▸ **Textauszug**:
....................
Superhelden auf zwei Rädern
Rilana Nahrstedt sieht nicht aus wie eine Superheldin. Ihr fehlt der stechende Blick und statt des Capes trägt die 28-Jährige ein schwarzes Trikot mit einer Sportjacke darüber. Trotzdem fühlt sie sich, als hätte sie Superkräfte, wenn sie mit ihrem Fahrrad durch die Duisburger Innenstadt düst: „Man entwickelt einen siebten Sinn, sieht die Lücken im Verkehr, bekommt ein Gespür für die Ampelphasen.“ Die drahtige junge Frau ist schnell, gut trainiert, manchmal auch draufgängerisch – aber nicht unverwundbar. Knochenbrüche gehören zum Job, zweimal das Schlüsselbein, zuletzt der Unterarm.
Mit Lasten- und Rennrad statt Pferd
Rilana arbeitet als Fahrradkurier für die Pony Riders. Der Name erinnert an den legendären Pony-Express, eine Reitersta-fette, die im 19. Jahrhundert als schnellste Postverbindung Nordamerikas galt. Aber für die 14 Profi-Radler, die Ross und Reiter als Logo auf ihren Trikots tragen, geht es nicht durch die menschenleere Prärie, sondern mit dem Lasten- oder Rennrad kreuz und quer durch den Duisburger Stadtverkehr, manchmal auch bis nach Essen oder Oberhausen – immer auf der Straße. „Auch wenn sich manche Autofahrer aufregen oder sehr dicht an einem vorbeifahren, ist das sicherer als auf dem Radweg, weil man besser gesehen wird“, sagt Rilana.
....................
▸ **Bereitgestelltes Material**:
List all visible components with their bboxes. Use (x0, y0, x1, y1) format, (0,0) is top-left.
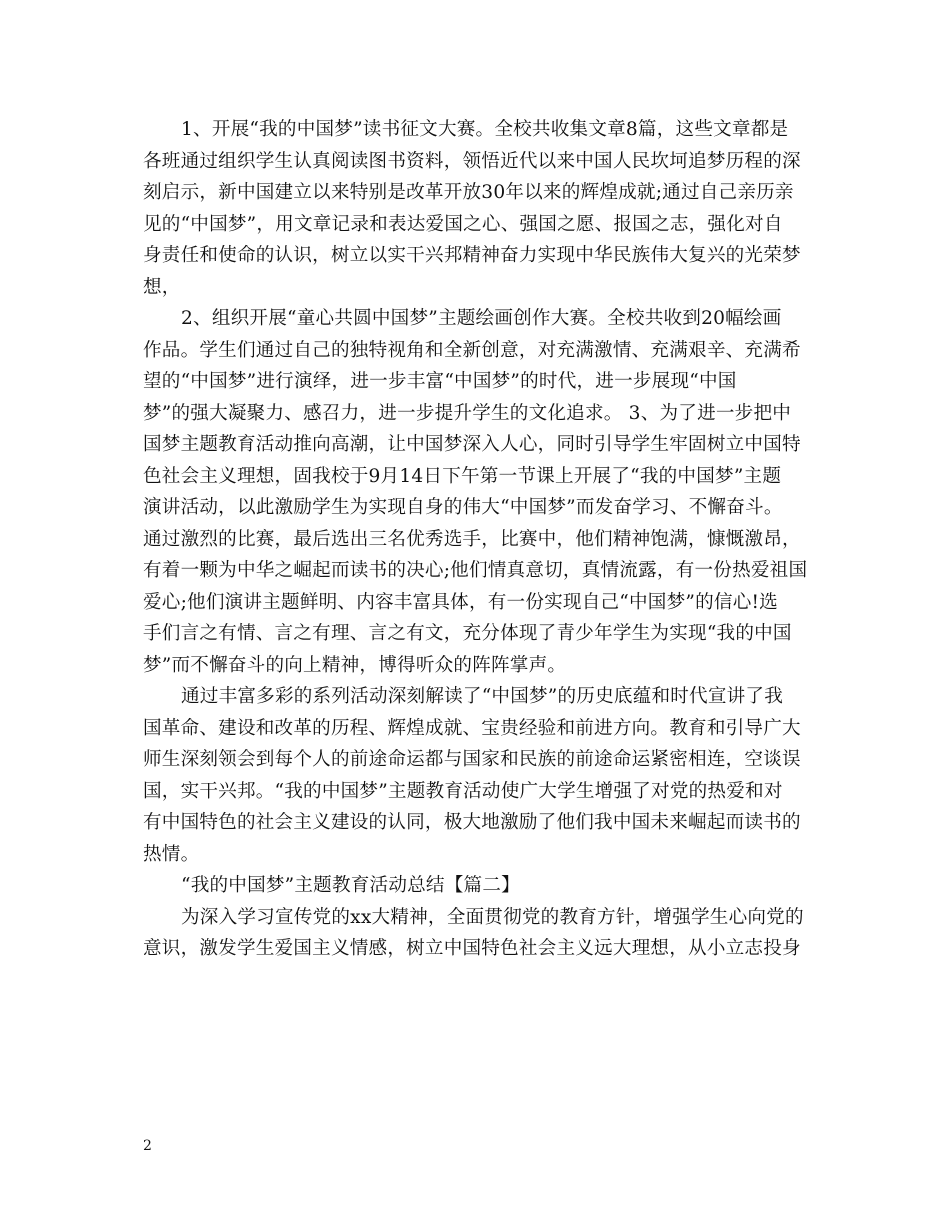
paragraph-1-line-1: 1、开展“我的中国梦”读书征文大赛。全校共收集文章8篇，这些文章都是 (181, 119, 789, 140)
paragraph-3-line-6: 热情。 (143, 844, 200, 865)
paragraph-5-line-1: 为深入学习宣传党的xx大精神，全面贯彻党的教育方针，增强学生心向党的 (181, 907, 804, 928)
paragraph-3-line-1: 通过丰富多彩的系列活动深刻解读了“中国梦”的历史底蕴和时代宣讲了我 (181, 686, 784, 707)
paragraph-3-line-4: 国，实干兴邦。“我的中国梦”主题教育活动使广大学生增强了对党的热爱和对 (143, 781, 783, 802)
paragraph-2-line-8: 通过激烈的比赛，最后选出三名优秀选手，比赛中，他们精神饱满，慷慨激昂， (143, 529, 801, 550)
paragraph-2-line-12: 梦”而不懈奋斗的向上精神，博得听众的阵阵掌声。 (143, 655, 567, 676)
paragraph-2-line-4: 梦”的强大凝聚力、感召力，进一步提升学生的文化追求。 3、为了进一步把中 (143, 403, 792, 424)
paragraph-2-line-11: 手们言之有情、言之有理、言之有文，充分体现了青少年学生为实现“我的中国 (143, 623, 792, 644)
paragraph-2-line-10: 爱心;他们演讲主题鲜明、内容丰富具体，有一份实现自己“中国梦”的信心!选 (143, 592, 778, 613)
paragraph-2-line-9: 有着一颗为中华之崛起而读书的决心;他们情真意切，真情流露，有一份热爱祖国 (143, 560, 808, 581)
section-heading: “我的中国梦”主题教育活动总结【篇二】 (181, 875, 520, 896)
paragraph-2-line-5: 国梦主题教育活动推向高潮，让中国梦深入人心，同时引导学生牢固树立中国特 (143, 434, 801, 455)
paragraph-1-line-3: 刻启示，新中国建立以来特别是改革开放30年以来的辉煌成就;通过自己亲历亲 (143, 182, 794, 203)
paragraph-1-line-2: 各班通过组织学生认真阅读图书资料，领悟近代以来中国人民坎坷追梦历程的深 (143, 151, 801, 172)
paragraph-5-line-2: 意识，激发学生爱国主义情感，树立中国特色社会主义远大理想，从小立志投身 (143, 938, 801, 959)
paragraph-3-line-3: 师生深刻领会到每个人的前途命运都与国家和民族的前途命运紧密相连，空谈误 (143, 749, 801, 770)
paragraph-2-line-1: 2、组织开展“童心共圆中国梦”主题绘画创作大赛。全校共收到20幅绘画 (181, 308, 782, 329)
paragraph-2-line-6: 色社会主义理想，固我校于9月14日下午第一节课上开展了“我的中国梦”主题 (143, 466, 782, 487)
paragraph-2-line-7: 演讲活动，以此激励学生为实现自身的伟大“中国梦”而发奋学习、不懈奋斗。 (143, 497, 783, 518)
paragraph-1-line-4: 见的“中国梦”，用文章记录和表达爱国之心、强国之愿、报国之志，强化对自 (143, 214, 783, 235)
paragraph-3-line-2: 国革命、建设和改革的历程、辉煌成就、宝贵经验和前进方向。教育和引导广大 (143, 718, 801, 739)
paragraph-2-line-3: 望的“中国梦”进行演绎，进一步丰富“中国梦”的时代，进一步展现“中国 (143, 371, 737, 392)
paragraph-1-line-6: 想， (143, 277, 181, 298)
page-number: 2 (143, 1138, 152, 1154)
paragraph-1-line-5: 身责任和使命的认识，树立以实干兴邦精神奋力实现中华民族伟大复兴的光荣梦 (143, 245, 801, 266)
paragraph-2-line-2: 作品。学生们通过自己的独特视角和全新创意，对充满激情、充满艰辛、充满希 (143, 340, 801, 361)
paragraph-3-line-5: 有中国特色的社会主义建设的认同，极大地激励了他们我中国未来崛起而读书的 (143, 812, 801, 833)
....................
▸ **Aufgabe**:
Bearbeite den Text über die Duisburger Fahrradkuriere von „Superhelden auf zwei“ bis „zuletzt der Unterarm.“. Ersetze darin „Unterarm“ durch „Knöchel“ und gib den Abschnitt vollständig wieder.

▸ **Antwort**:
Superhelden auf zwei Rädern
Rilana Nahrstedt sieht nicht aus wie eine Superheldin. Ihr fehlt der stechende Blick und statt des Capes trägt die 28-Jährige ein schwarzes Trikot mit einer Sportjacke darüber. Trotzdem fühlt sie sich, als hätte sie Superkräfte, wenn sie mit ihrem Fahrrad durch die Duisburger Innenstadt düst: „Man entwickelt einen siebten Sinn, sieht die Lücken im Verkehr, bekommt ein Gespür für die Ampelphasen.“ Die drahtige junge Frau ist schnell, gut trainiert, manchmal auch draufgängerisch – aber nicht unverwundbar. Knochenbrüche gehören zum Job, zweimal das Schlüsselbein, zuletzt der Knöchel.